> Records from a data collection
○ ○ ○ ○ ○ ○ ○
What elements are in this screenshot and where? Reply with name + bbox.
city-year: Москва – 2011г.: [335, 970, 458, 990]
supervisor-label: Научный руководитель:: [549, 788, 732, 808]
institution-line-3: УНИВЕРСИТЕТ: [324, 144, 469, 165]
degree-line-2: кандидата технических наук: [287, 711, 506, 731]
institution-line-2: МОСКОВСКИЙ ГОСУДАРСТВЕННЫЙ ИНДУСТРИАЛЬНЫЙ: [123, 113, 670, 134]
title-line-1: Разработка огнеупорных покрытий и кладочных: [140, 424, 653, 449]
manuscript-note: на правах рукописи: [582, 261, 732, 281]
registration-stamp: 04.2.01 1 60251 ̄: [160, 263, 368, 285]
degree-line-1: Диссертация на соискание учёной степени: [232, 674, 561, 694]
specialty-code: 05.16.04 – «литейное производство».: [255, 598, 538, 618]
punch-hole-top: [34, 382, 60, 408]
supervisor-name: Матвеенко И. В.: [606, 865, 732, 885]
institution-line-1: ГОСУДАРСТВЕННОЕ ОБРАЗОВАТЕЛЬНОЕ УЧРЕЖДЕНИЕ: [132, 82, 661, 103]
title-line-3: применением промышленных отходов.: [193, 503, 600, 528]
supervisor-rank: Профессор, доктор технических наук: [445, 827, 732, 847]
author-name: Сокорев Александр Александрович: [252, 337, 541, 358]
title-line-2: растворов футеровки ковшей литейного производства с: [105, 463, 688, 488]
○ ○ ○ ○ ○ ○ ○
> GIVEN TASK
Reproduce every one of the records above word for word, keeping each line and its numbers unchanged.

> OUTPUT OF THE TASK
What elements are in this screenshot and where? Reply with name + bbox.
city-year: Москва – 2011г.: [335, 970, 458, 990]
supervisor-label: Научный руководитель:: [549, 788, 732, 808]
institution-line-3: УНИВЕРСИТЕТ: [324, 144, 469, 165]
degree-line-2: кандидата технических наук: [287, 711, 506, 731]
institution-line-2: МОСКОВСКИЙ ГОСУДАРСТВЕННЫЙ ИНДУСТРИАЛЬНЫЙ: [123, 113, 670, 134]
title-line-1: Разработка огнеупорных покрытий и кладочных: [140, 424, 653, 449]
manuscript-note: на правах рукописи: [582, 261, 732, 281]
registration-stamp: 04.2.01 1 60251 ̄: [160, 263, 368, 285]
degree-line-1: Диссертация на соискание учёной степени: [232, 674, 561, 694]
specialty-code: 05.16.04 – «литейное производство».: [255, 598, 538, 618]
punch-hole-top: [34, 382, 60, 408]
supervisor-name: Матвеенко И. В.: [606, 865, 732, 885]
institution-line-1: ГОСУДАРСТВЕННОЕ ОБРАЗОВАТЕЛЬНОЕ УЧРЕЖДЕНИЕ: [132, 82, 661, 103]
title-line-3: применением промышленных отходов.: [193, 503, 600, 528]
supervisor-rank: Профессор, доктор технических наук: [445, 827, 732, 847]
author-name: Сокорев Александр Александрович: [252, 337, 541, 358]
title-line-2: растворов футеровки ковшей литейного производства с: [105, 463, 688, 488]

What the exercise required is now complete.